> **Data for processing**
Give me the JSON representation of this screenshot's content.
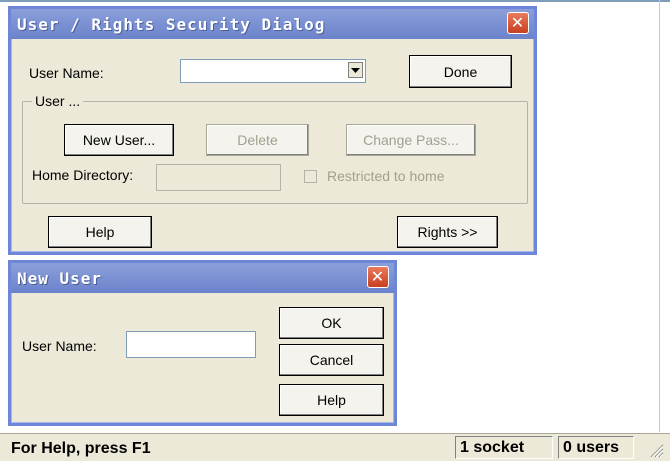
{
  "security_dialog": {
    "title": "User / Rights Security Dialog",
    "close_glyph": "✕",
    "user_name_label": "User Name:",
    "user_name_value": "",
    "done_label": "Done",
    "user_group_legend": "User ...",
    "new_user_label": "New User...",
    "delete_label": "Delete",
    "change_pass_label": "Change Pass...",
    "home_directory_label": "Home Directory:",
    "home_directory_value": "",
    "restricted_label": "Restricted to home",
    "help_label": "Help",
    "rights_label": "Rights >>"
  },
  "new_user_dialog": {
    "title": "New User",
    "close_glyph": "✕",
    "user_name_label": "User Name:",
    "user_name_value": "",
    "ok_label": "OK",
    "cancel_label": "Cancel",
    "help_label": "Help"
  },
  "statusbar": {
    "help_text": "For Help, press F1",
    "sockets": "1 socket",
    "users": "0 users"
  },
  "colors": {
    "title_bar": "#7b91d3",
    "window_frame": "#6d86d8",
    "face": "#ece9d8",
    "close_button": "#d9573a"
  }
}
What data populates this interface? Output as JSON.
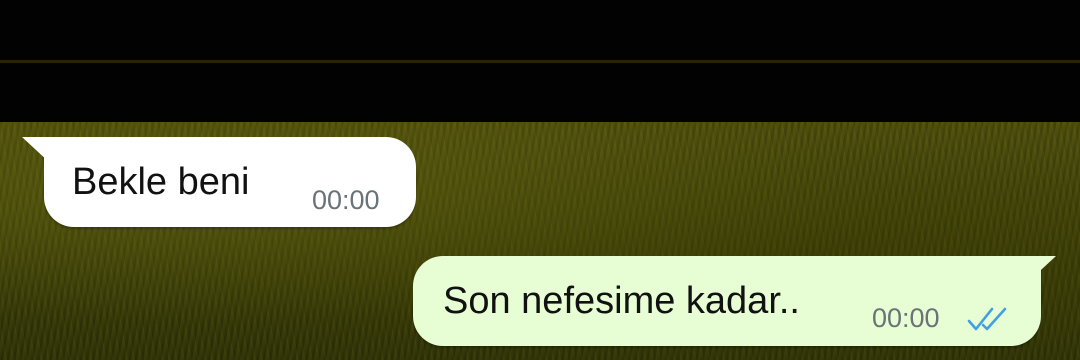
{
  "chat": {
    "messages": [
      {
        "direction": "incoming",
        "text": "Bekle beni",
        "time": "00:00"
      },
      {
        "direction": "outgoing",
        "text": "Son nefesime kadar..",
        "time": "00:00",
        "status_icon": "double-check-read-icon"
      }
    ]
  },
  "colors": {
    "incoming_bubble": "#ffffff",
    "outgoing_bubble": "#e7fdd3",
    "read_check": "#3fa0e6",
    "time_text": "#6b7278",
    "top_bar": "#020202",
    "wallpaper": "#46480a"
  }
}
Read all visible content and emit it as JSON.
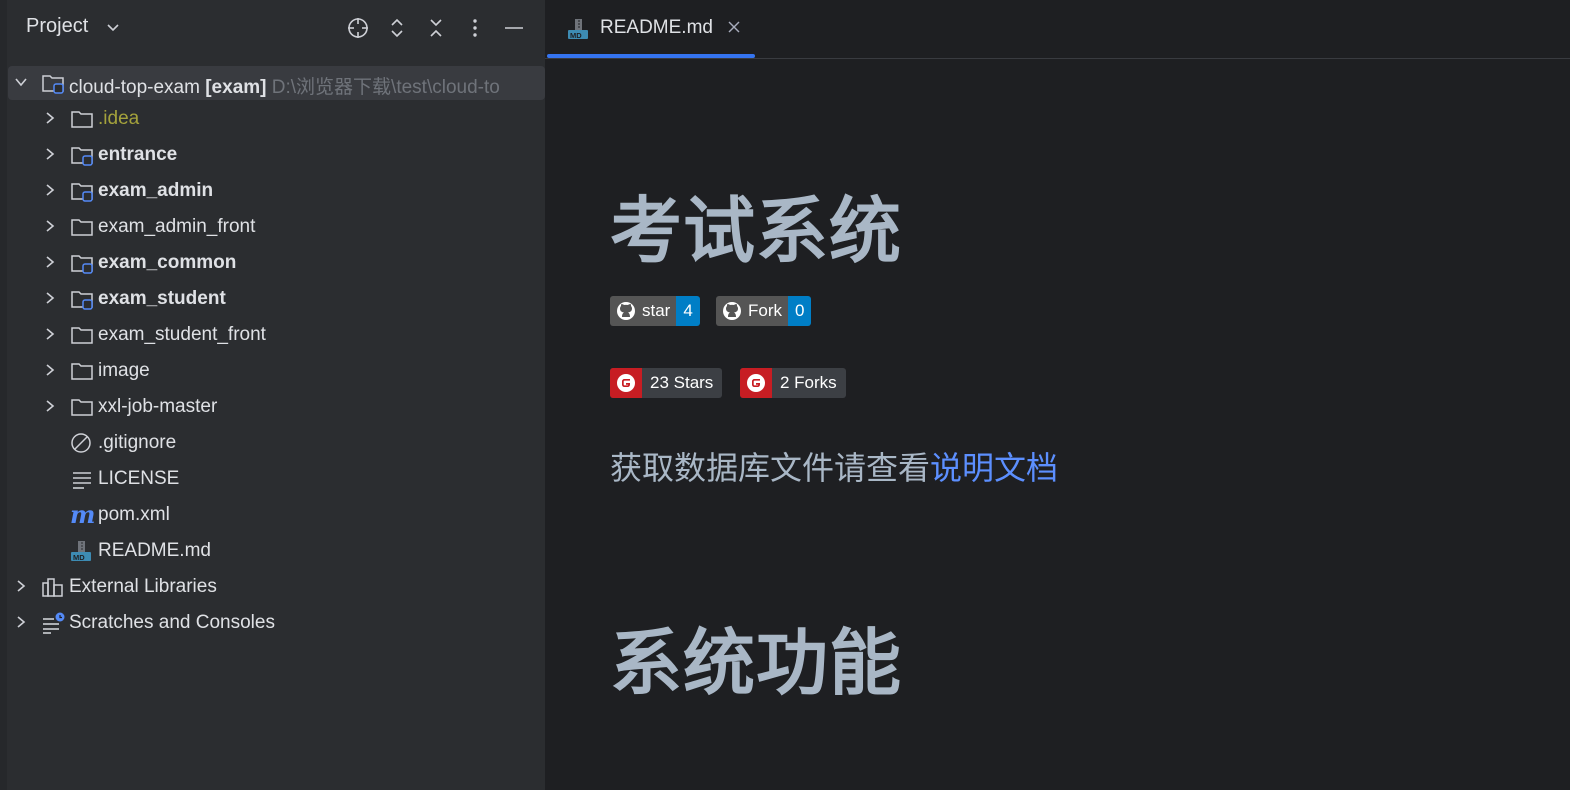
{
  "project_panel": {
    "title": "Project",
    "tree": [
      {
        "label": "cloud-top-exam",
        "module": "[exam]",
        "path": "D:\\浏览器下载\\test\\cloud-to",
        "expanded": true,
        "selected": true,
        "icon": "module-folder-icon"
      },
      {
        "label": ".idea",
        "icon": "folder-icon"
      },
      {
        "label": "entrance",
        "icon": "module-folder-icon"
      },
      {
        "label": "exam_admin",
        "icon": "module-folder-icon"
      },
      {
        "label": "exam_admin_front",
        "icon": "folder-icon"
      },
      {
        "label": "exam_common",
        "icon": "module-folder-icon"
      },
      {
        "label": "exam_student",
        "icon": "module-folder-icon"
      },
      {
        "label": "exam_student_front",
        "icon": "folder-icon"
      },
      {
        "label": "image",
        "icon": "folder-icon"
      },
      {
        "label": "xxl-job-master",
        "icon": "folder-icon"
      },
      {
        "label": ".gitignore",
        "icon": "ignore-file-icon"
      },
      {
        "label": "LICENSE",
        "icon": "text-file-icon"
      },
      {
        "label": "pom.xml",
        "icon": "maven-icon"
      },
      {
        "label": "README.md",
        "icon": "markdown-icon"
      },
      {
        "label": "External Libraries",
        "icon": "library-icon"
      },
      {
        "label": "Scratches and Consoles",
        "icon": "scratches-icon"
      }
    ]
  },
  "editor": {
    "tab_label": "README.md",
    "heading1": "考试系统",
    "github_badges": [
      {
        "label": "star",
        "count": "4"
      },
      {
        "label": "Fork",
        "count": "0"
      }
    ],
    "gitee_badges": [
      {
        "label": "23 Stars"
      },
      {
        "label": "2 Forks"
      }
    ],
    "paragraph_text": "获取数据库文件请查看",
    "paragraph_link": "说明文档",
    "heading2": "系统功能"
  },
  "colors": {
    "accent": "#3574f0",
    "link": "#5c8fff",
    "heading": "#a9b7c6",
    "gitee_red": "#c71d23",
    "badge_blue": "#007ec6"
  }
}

> **Problem requirements**
Without the pictures, reproduce every line of the records above exactly.

> **Result**
Give me the JSON representation of this screenshot's content.
{
  "security_dialog": {
    "title": "User / Rights Security Dialog",
    "close_glyph": "✕",
    "user_name_label": "User Name:",
    "user_name_value": "",
    "done_label": "Done",
    "user_group_legend": "User ...",
    "new_user_label": "New User...",
    "delete_label": "Delete",
    "change_pass_label": "Change Pass...",
    "home_directory_label": "Home Directory:",
    "home_directory_value": "",
    "restricted_label": "Restricted to home",
    "help_label": "Help",
    "rights_label": "Rights >>"
  },
  "new_user_dialog": {
    "title": "New User",
    "close_glyph": "✕",
    "user_name_label": "User Name:",
    "user_name_value": "",
    "ok_label": "OK",
    "cancel_label": "Cancel",
    "help_label": "Help"
  },
  "statusbar": {
    "help_text": "For Help, press F1",
    "sockets": "1 socket",
    "users": "0 users"
  },
  "colors": {
    "title_bar": "#7b91d3",
    "window_frame": "#6d86d8",
    "face": "#ece9d8",
    "close_button": "#d9573a"
  }
}
What data populates this interface? Output as JSON.
{
  "chat": {
    "messages": [
      {
        "direction": "incoming",
        "text": "Bekle beni",
        "time": "00:00"
      },
      {
        "direction": "outgoing",
        "text": "Son nefesime kadar..",
        "time": "00:00",
        "status_icon": "double-check-read-icon"
      }
    ]
  },
  "colors": {
    "incoming_bubble": "#ffffff",
    "outgoing_bubble": "#e7fdd3",
    "read_check": "#3fa0e6",
    "time_text": "#6b7278",
    "top_bar": "#020202",
    "wallpaper": "#46480a"
  }
}
Read all visible content and emit it as JSON.
{
  "project_panel": {
    "title": "Project",
    "tree": [
      {
        "label": "cloud-top-exam",
        "module": "[exam]",
        "path": "D:\\浏览器下载\\test\\cloud-to",
        "expanded": true,
        "selected": true,
        "icon": "module-folder-icon"
      },
      {
        "label": ".idea",
        "icon": "folder-icon"
      },
      {
        "label": "entrance",
        "icon": "module-folder-icon"
      },
      {
        "label": "exam_admin",
        "icon": "module-folder-icon"
      },
      {
        "label": "exam_admin_front",
        "icon": "folder-icon"
      },
      {
        "label": "exam_common",
        "icon": "module-folder-icon"
      },
      {
        "label": "exam_student",
        "icon": "module-folder-icon"
      },
      {
        "label": "exam_student_front",
        "icon": "folder-icon"
      },
      {
        "label": "image",
        "icon": "folder-icon"
      },
      {
        "label": "xxl-job-master",
        "icon": "folder-icon"
      },
      {
        "label": ".gitignore",
        "icon": "ignore-file-icon"
      },
      {
        "label": "LICENSE",
        "icon": "text-file-icon"
      },
      {
        "label": "pom.xml",
        "icon": "maven-icon"
      },
      {
        "label": "README.md",
        "icon": "markdown-icon"
      },
      {
        "label": "External Libraries",
        "icon": "library-icon"
      },
      {
        "label": "Scratches and Consoles",
        "icon": "scratches-icon"
      }
    ]
  },
  "editor": {
    "tab_label": "README.md",
    "heading1": "考试系统",
    "github_badges": [
      {
        "label": "star",
        "count": "4"
      },
      {
        "label": "Fork",
        "count": "0"
      }
    ],
    "gitee_badges": [
      {
        "label": "23 Stars"
      },
      {
        "label": "2 Forks"
      }
    ],
    "paragraph_text": "获取数据库文件请查看",
    "paragraph_link": "说明文档",
    "heading2": "系统功能"
  },
  "colors": {
    "accent": "#3574f0",
    "link": "#5c8fff",
    "heading": "#a9b7c6",
    "gitee_red": "#c71d23",
    "badge_blue": "#007ec6"
  }
}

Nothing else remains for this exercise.